──────── TASK DATA ────────

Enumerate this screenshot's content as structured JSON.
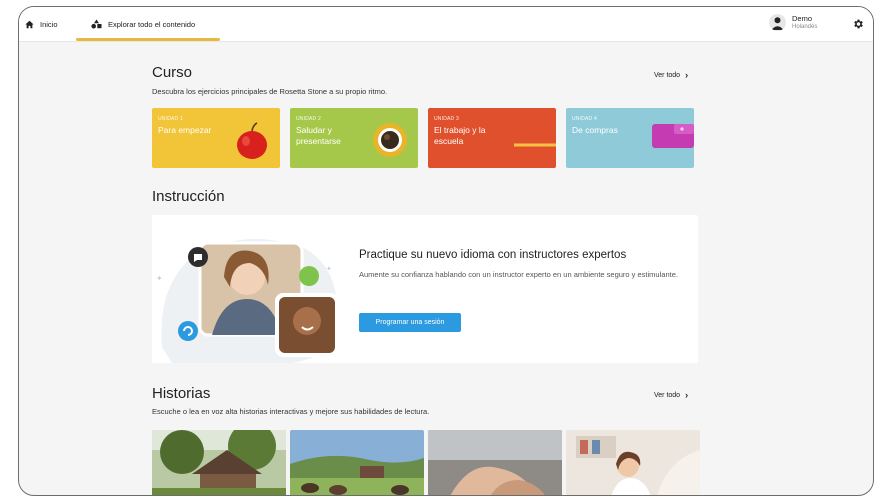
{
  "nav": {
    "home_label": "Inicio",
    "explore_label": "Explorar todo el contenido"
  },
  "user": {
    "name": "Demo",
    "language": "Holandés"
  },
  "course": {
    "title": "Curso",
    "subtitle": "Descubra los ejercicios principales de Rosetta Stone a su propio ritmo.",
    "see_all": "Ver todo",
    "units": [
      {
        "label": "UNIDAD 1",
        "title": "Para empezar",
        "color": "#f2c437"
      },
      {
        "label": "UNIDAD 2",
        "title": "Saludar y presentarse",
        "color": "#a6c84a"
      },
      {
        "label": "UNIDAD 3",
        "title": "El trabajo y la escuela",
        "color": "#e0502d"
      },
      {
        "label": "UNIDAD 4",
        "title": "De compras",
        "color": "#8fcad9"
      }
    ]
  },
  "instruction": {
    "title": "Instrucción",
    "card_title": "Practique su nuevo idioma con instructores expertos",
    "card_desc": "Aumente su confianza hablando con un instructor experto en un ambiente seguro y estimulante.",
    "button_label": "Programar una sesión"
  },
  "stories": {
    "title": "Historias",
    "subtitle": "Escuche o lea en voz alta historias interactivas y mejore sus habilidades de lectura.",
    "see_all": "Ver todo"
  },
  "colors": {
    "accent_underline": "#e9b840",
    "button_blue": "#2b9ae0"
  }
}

────────
──────── TASK DATA ────────

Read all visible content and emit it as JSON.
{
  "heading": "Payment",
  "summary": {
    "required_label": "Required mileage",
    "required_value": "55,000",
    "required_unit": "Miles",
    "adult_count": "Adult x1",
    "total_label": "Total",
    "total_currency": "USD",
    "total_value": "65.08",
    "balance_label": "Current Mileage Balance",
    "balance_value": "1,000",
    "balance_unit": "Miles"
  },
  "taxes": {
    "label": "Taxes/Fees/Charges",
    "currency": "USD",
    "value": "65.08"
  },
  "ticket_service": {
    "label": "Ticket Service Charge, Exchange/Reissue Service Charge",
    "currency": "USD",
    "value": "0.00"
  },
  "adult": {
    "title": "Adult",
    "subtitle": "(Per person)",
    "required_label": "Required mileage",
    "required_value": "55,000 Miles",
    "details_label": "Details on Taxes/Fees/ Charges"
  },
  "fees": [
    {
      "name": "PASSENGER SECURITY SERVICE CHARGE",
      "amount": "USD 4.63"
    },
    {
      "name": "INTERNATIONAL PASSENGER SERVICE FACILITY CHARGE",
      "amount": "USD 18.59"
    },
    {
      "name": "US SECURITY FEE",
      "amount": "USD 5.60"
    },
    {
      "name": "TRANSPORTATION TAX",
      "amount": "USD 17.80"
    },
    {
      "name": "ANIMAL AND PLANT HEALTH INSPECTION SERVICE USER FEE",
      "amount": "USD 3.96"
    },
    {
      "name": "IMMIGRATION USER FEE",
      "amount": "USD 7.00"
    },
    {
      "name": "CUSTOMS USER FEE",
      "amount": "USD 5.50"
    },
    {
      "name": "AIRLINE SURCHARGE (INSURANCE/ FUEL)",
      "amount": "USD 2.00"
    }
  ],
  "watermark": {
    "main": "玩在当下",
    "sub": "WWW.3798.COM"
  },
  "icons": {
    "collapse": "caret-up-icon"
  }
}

────────
──────── TASK DATA ────────

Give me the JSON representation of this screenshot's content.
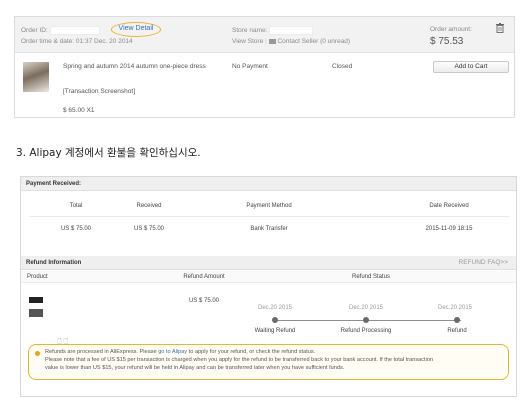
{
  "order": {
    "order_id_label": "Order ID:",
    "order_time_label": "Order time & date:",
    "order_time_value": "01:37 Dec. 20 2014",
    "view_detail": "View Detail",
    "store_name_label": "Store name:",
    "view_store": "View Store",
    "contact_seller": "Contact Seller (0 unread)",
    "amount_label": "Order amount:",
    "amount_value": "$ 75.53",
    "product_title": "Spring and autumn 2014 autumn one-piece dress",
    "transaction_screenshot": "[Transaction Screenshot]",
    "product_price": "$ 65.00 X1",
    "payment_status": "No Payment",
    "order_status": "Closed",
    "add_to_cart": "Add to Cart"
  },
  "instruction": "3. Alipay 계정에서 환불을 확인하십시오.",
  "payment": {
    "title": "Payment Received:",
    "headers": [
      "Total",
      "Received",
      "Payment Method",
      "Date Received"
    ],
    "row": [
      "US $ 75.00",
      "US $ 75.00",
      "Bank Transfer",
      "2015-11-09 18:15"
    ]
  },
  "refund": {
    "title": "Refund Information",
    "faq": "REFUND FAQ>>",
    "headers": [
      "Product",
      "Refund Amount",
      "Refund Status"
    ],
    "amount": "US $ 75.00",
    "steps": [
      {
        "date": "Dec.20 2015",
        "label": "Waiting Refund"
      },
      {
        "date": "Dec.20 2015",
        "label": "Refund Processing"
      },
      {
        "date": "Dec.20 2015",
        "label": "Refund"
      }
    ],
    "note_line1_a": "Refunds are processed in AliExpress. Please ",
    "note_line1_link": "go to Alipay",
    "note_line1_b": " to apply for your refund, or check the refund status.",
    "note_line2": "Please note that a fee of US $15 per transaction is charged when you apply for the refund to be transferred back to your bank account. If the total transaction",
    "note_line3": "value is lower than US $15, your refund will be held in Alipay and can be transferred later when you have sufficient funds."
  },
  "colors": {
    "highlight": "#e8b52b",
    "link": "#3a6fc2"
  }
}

────────

— TASK —
The answer is the number of lines in the preceding material that hold "JSON"; write that number and nothing else.

— SOLUTION TO THIS PROBLEM —
3